━━ Record set ━━

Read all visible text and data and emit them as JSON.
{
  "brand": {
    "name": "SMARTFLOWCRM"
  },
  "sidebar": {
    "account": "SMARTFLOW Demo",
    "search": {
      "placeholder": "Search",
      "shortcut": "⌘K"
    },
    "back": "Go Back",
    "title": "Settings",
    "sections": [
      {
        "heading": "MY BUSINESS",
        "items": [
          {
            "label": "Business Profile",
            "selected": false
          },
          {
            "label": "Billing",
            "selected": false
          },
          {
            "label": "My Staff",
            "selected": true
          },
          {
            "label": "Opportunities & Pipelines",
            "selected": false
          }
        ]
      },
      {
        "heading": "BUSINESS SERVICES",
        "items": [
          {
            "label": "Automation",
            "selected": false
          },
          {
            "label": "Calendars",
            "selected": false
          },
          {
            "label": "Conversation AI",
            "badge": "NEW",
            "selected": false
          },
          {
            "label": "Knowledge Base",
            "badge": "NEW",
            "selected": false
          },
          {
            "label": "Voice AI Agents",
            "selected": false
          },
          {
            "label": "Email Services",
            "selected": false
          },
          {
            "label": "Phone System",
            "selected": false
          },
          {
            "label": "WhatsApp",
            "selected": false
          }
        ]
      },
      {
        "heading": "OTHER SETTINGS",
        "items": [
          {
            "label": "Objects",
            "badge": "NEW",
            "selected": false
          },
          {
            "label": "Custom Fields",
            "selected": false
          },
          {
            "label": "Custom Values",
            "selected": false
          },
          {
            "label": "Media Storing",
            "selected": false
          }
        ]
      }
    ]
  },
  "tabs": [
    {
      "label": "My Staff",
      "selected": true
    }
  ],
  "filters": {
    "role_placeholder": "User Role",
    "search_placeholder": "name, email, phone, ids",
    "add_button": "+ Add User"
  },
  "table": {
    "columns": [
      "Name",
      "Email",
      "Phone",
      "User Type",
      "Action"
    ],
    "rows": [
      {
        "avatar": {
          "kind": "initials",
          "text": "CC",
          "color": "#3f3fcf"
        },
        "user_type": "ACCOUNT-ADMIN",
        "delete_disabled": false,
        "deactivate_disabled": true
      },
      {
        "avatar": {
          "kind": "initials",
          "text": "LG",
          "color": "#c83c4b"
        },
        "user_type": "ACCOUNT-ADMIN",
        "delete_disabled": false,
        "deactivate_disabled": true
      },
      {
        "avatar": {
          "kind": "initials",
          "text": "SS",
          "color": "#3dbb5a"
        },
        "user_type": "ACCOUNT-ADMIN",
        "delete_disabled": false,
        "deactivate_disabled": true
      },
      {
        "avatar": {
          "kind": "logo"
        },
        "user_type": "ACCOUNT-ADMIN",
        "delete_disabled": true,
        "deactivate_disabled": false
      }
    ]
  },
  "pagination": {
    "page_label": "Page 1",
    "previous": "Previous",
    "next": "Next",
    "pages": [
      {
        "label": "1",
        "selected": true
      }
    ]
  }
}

━━━

» Challenge:
Restate the listing above word for word.

» Response to the exercise:
Read all visible text and data and emit them as JSON.
{
  "brand": {
    "name": "SMARTFLOWCRM"
  },
  "sidebar": {
    "account": "SMARTFLOW Demo",
    "search": {
      "placeholder": "Search",
      "shortcut": "⌘K"
    },
    "back": "Go Back",
    "title": "Settings",
    "sections": [
      {
        "heading": "MY BUSINESS",
        "items": [
          {
            "label": "Business Profile",
            "selected": false
          },
          {
            "label": "Billing",
            "selected": false
          },
          {
            "label": "My Staff",
            "selected": true
          },
          {
            "label": "Opportunities & Pipelines",
            "selected": false
          }
        ]
      },
      {
        "heading": "BUSINESS SERVICES",
        "items": [
          {
            "label": "Automation",
            "selected": false
          },
          {
            "label": "Calendars",
            "selected": false
          },
          {
            "label": "Conversation AI",
            "badge": "NEW",
            "selected": false
          },
          {
            "label": "Knowledge Base",
            "badge": "NEW",
            "selected": false
          },
          {
            "label": "Voice AI Agents",
            "selected": false
          },
          {
            "label": "Email Services",
            "selected": false
          },
          {
            "label": "Phone System",
            "selected": false
          },
          {
            "label": "WhatsApp",
            "selected": false
          }
        ]
      },
      {
        "heading": "OTHER SETTINGS",
        "items": [
          {
            "label": "Objects",
            "badge": "NEW",
            "selected": false
          },
          {
            "label": "Custom Fields",
            "selected": false
          },
          {
            "label": "Custom Values",
            "selected": false
          },
          {
            "label": "Media Storing",
            "selected": false
          }
        ]
      }
    ]
  },
  "tabs": [
    {
      "label": "My Staff",
      "selected": true
    }
  ],
  "filters": {
    "role_placeholder": "User Role",
    "search_placeholder": "name, email, phone, ids",
    "add_button": "+ Add User"
  },
  "table": {
    "columns": [
      "Name",
      "Email",
      "Phone",
      "User Type",
      "Action"
    ],
    "rows": [
      {
        "avatar": {
          "kind": "initials",
          "text": "CC",
          "color": "#3f3fcf"
        },
        "user_type": "ACCOUNT-ADMIN",
        "delete_disabled": false,
        "deactivate_disabled": true
      },
      {
        "avatar": {
          "kind": "initials",
          "text": "LG",
          "color": "#c83c4b"
        },
        "user_type": "ACCOUNT-ADMIN",
        "delete_disabled": false,
        "deactivate_disabled": true
      },
      {
        "avatar": {
          "kind": "initials",
          "text": "SS",
          "color": "#3dbb5a"
        },
        "user_type": "ACCOUNT-ADMIN",
        "delete_disabled": false,
        "deactivate_disabled": true
      },
      {
        "avatar": {
          "kind": "logo"
        },
        "user_type": "ACCOUNT-ADMIN",
        "delete_disabled": true,
        "deactivate_disabled": false
      }
    ]
  },
  "pagination": {
    "page_label": "Page 1",
    "previous": "Previous",
    "next": "Next",
    "pages": [
      {
        "label": "1",
        "selected": true
      }
    ]
  }
}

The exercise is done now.